**DESCRIPTION OF THE TASK**
Repeat the material verbatim. Images are excluded from the copy.

**PROVIDED RECORDS**
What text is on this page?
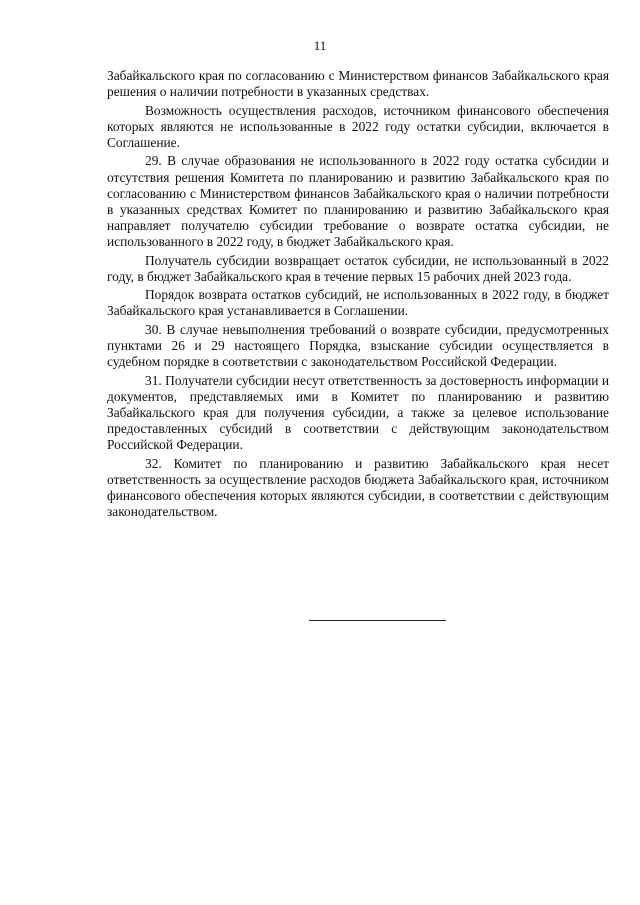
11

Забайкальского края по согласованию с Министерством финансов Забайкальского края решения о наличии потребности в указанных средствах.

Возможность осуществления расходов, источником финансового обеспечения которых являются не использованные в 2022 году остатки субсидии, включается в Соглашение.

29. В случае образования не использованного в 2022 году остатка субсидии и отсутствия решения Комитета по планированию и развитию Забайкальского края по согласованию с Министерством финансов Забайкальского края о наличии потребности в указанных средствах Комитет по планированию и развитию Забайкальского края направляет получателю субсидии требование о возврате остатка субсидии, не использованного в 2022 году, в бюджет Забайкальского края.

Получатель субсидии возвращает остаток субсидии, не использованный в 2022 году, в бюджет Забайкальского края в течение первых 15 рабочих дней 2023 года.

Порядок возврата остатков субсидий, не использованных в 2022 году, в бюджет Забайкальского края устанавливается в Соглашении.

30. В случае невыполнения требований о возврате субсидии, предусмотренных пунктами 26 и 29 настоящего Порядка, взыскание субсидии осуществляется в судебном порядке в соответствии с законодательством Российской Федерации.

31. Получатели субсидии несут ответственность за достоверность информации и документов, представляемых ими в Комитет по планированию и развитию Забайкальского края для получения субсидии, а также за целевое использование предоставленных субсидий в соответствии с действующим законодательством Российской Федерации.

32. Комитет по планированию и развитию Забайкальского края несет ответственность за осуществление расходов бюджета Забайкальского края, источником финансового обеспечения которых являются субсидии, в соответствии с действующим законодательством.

**SOLUTION FOR THIS PROBLEM**
What text is on this page?
11

Забайкальского края по согласованию с Министерством финансов Забайкальского края решения о наличии потребности в указанных средствах.

Возможность осуществления расходов, источником финансового обеспечения которых являются не использованные в 2022 году остатки субсидии, включается в Соглашение.

29. В случае образования не использованного в 2022 году остатка субсидии и отсутствия решения Комитета по планированию и развитию Забайкальского края по согласованию с Министерством финансов Забайкальского края о наличии потребности в указанных средствах Комитет по планированию и развитию Забайкальского края направляет получателю субсидии требование о возврате остатка субсидии, не использованного в 2022 году, в бюджет Забайкальского края.

Получатель субсидии возвращает остаток субсидии, не использованный в 2022 году, в бюджет Забайкальского края в течение первых 15 рабочих дней 2023 года.

Порядок возврата остатков субсидий, не использованных в 2022 году, в бюджет Забайкальского края устанавливается в Соглашении.

30. В случае невыполнения требований о возврате субсидии, предусмотренных пунктами 26 и 29 настоящего Порядка, взыскание субсидии осуществляется в судебном порядке в соответствии с законодательством Российской Федерации.

31. Получатели субсидии несут ответственность за достоверность информации и документов, представляемых ими в Комитет по планированию и развитию Забайкальского края для получения субсидии, а также за целевое использование предоставленных субсидий в соответствии с действующим законодательством Российской Федерации.

32. Комитет по планированию и развитию Забайкальского края несет ответственность за осуществление расходов бюджета Забайкальского края, источником финансового обеспечения которых являются субсидии, в соответствии с действующим законодательством.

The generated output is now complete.